Records shown:
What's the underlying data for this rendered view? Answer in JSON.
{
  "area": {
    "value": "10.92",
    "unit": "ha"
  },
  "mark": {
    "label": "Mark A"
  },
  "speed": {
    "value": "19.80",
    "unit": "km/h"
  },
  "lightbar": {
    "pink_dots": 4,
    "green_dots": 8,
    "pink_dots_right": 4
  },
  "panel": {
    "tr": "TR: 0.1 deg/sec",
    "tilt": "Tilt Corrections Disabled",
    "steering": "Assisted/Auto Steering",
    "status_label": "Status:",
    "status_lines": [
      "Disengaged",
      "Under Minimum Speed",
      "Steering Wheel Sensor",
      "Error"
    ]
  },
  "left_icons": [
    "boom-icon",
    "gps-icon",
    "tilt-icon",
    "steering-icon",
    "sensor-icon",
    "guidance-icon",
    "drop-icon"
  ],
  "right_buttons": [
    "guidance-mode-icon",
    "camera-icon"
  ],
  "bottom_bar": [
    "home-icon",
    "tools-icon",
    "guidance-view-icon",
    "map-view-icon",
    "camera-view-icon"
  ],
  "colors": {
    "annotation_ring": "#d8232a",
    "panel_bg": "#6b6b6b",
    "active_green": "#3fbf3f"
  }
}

Job: Write out every record shown above, word for word.

Problem solution:
What's the underlying data for this rendered view? Answer in JSON.
{
  "area": {
    "value": "10.92",
    "unit": "ha"
  },
  "mark": {
    "label": "Mark A"
  },
  "speed": {
    "value": "19.80",
    "unit": "km/h"
  },
  "lightbar": {
    "pink_dots": 4,
    "green_dots": 8,
    "pink_dots_right": 4
  },
  "panel": {
    "tr": "TR: 0.1 deg/sec",
    "tilt": "Tilt Corrections Disabled",
    "steering": "Assisted/Auto Steering",
    "status_label": "Status:",
    "status_lines": [
      "Disengaged",
      "Under Minimum Speed",
      "Steering Wheel Sensor",
      "Error"
    ]
  },
  "left_icons": [
    "boom-icon",
    "gps-icon",
    "tilt-icon",
    "steering-icon",
    "sensor-icon",
    "guidance-icon",
    "drop-icon"
  ],
  "right_buttons": [
    "guidance-mode-icon",
    "camera-icon"
  ],
  "bottom_bar": [
    "home-icon",
    "tools-icon",
    "guidance-view-icon",
    "map-view-icon",
    "camera-view-icon"
  ],
  "colors": {
    "annotation_ring": "#d8232a",
    "panel_bg": "#6b6b6b",
    "active_green": "#3fbf3f"
  }
}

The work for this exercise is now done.